**Data records**

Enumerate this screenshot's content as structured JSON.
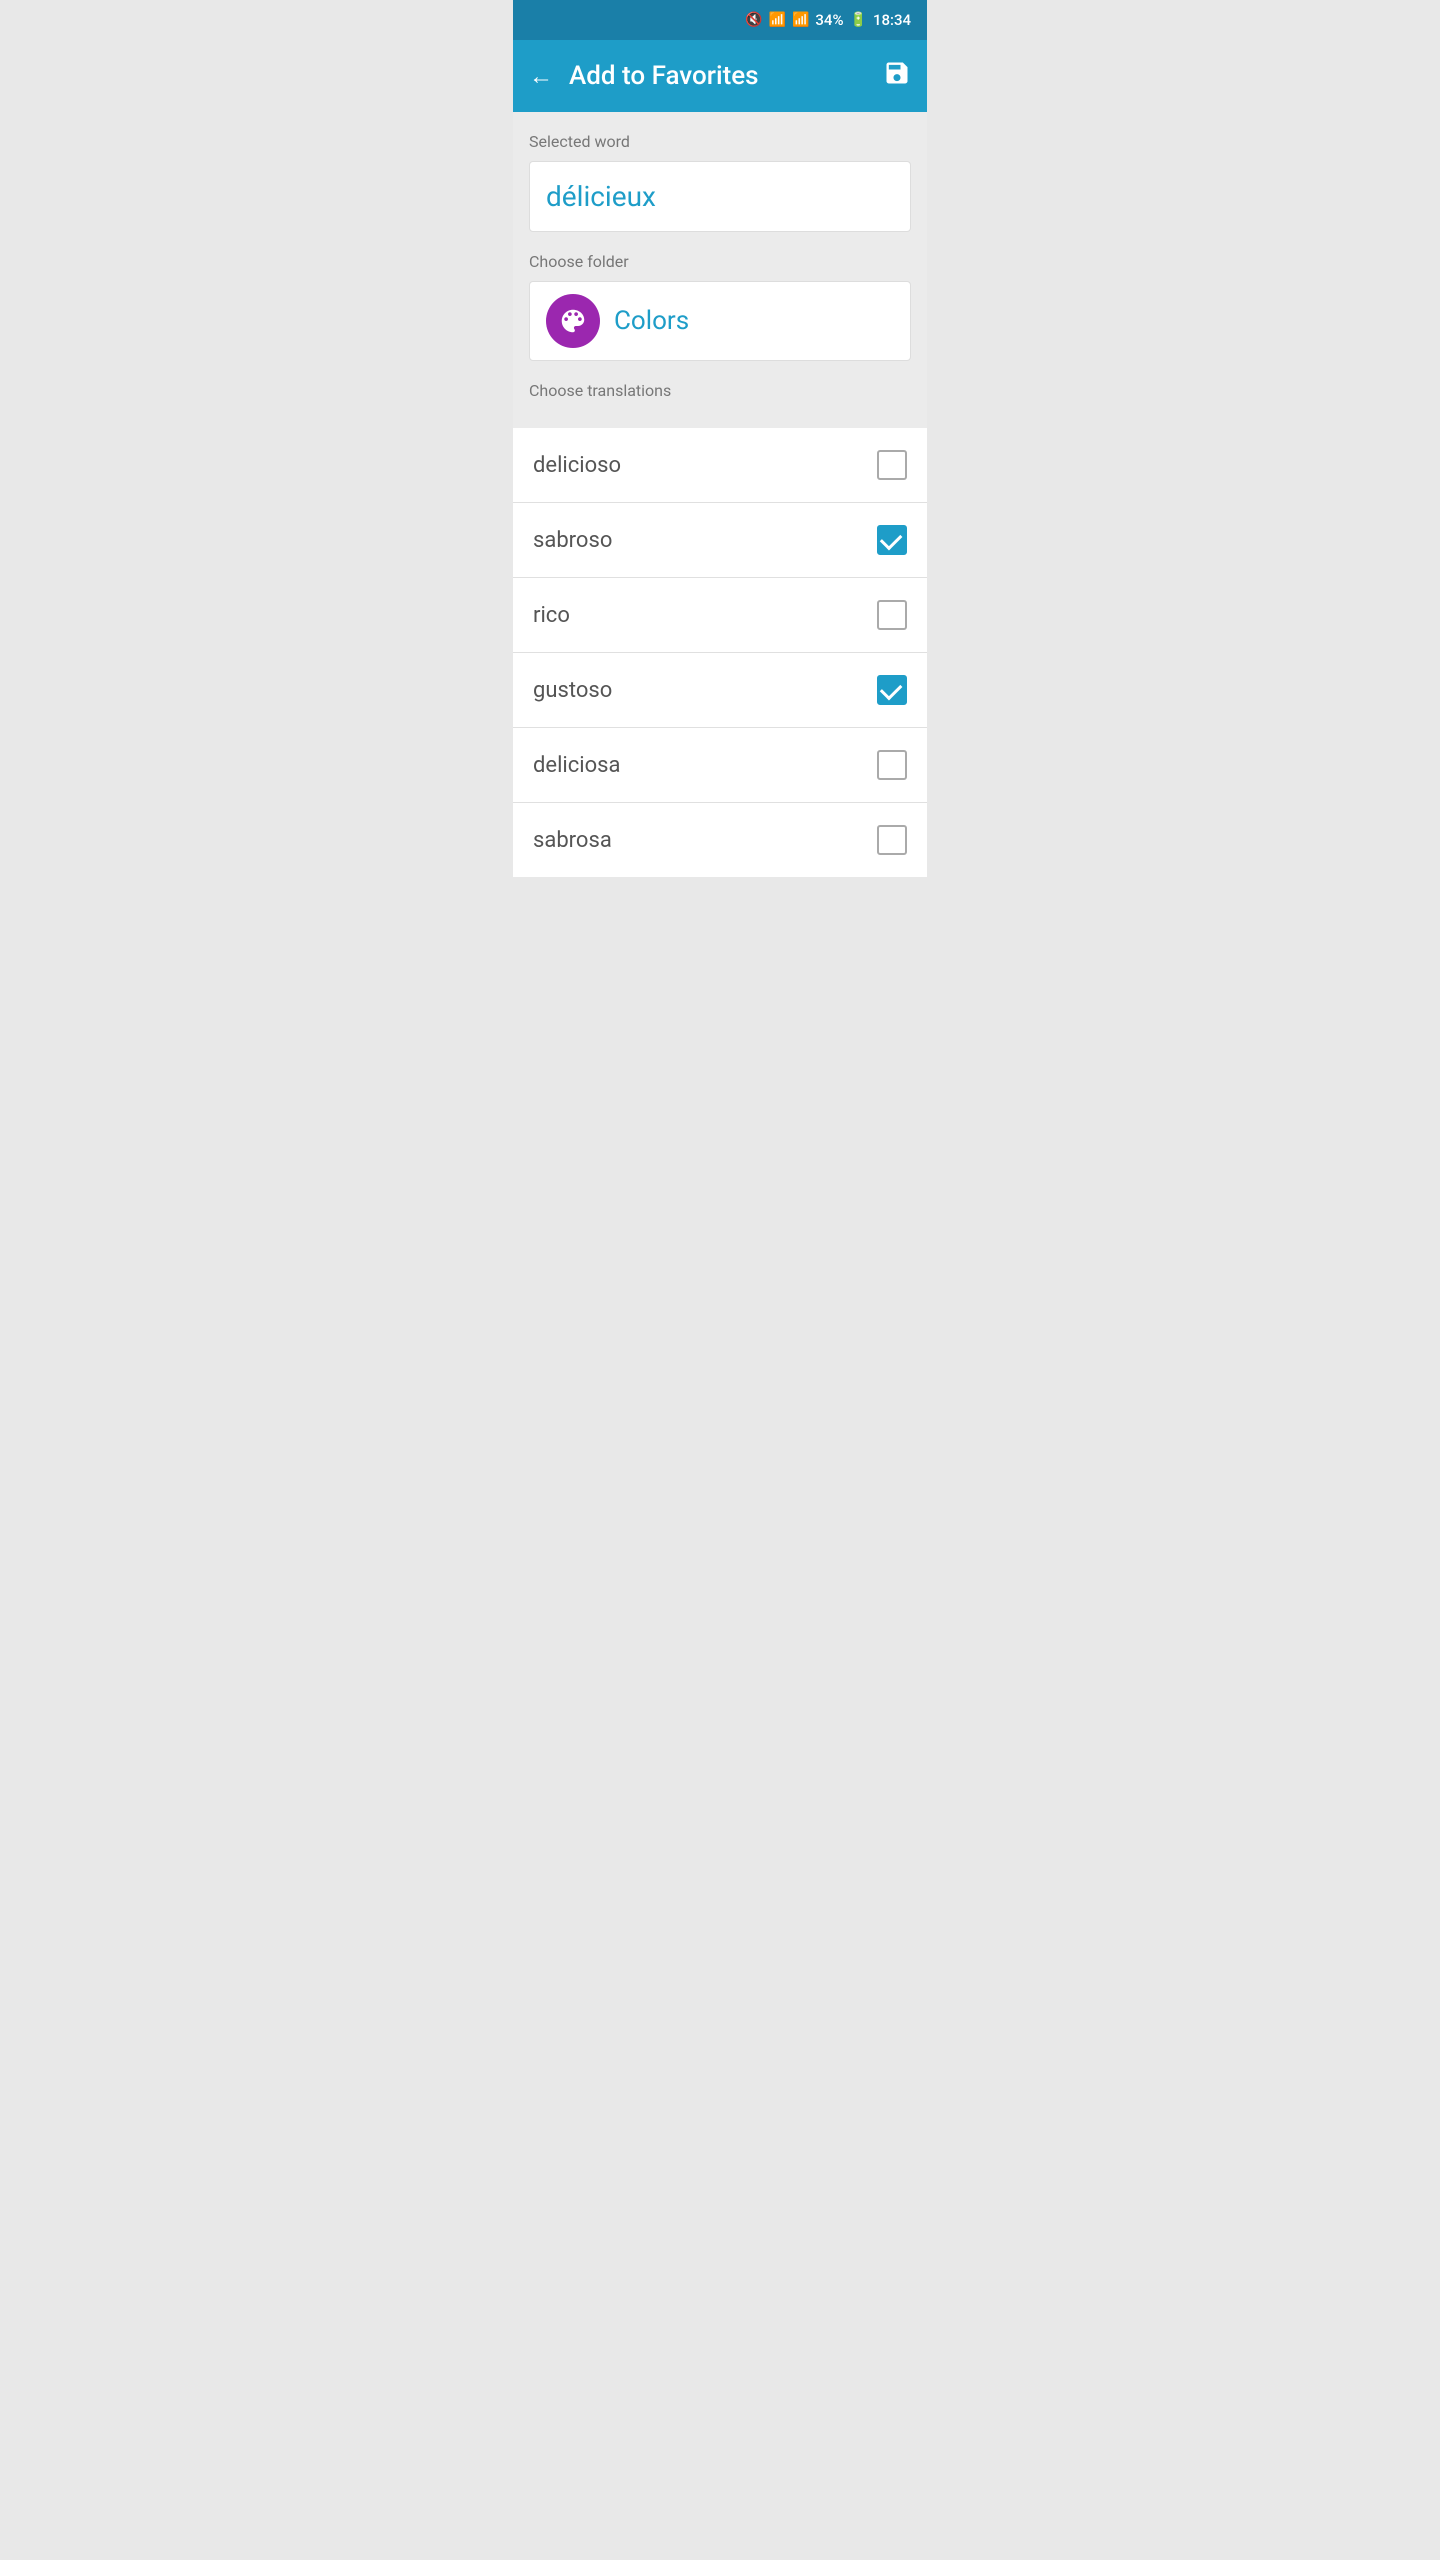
{
  "statusBar": {
    "battery": "34%",
    "time": "18:34"
  },
  "appBar": {
    "title": "Add to Favorites",
    "backLabel": "←",
    "saveLabel": "💾"
  },
  "form": {
    "selectedWordLabel": "Selected word",
    "selectedWord": "délicieux",
    "chooseFolderLabel": "Choose folder",
    "folderName": "Colors",
    "chooseTranslationsLabel": "Choose translations"
  },
  "translations": [
    {
      "word": "delicioso",
      "checked": false
    },
    {
      "word": "sabroso",
      "checked": true
    },
    {
      "word": "rico",
      "checked": false
    },
    {
      "word": "gustoso",
      "checked": true
    },
    {
      "word": "deliciosa",
      "checked": false
    },
    {
      "word": "sabrosa",
      "checked": false
    }
  ]
}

**Given exercise**
Without the pictures, output the full listing exactly as it stands.

**Response to this task**
Enumerate this screenshot's content as structured JSON.
{
  "statusBar": {
    "battery": "34%",
    "time": "18:34"
  },
  "appBar": {
    "title": "Add to Favorites",
    "backLabel": "←",
    "saveLabel": "💾"
  },
  "form": {
    "selectedWordLabel": "Selected word",
    "selectedWord": "délicieux",
    "chooseFolderLabel": "Choose folder",
    "folderName": "Colors",
    "chooseTranslationsLabel": "Choose translations"
  },
  "translations": [
    {
      "word": "delicioso",
      "checked": false
    },
    {
      "word": "sabroso",
      "checked": true
    },
    {
      "word": "rico",
      "checked": false
    },
    {
      "word": "gustoso",
      "checked": true
    },
    {
      "word": "deliciosa",
      "checked": false
    },
    {
      "word": "sabrosa",
      "checked": false
    }
  ]
}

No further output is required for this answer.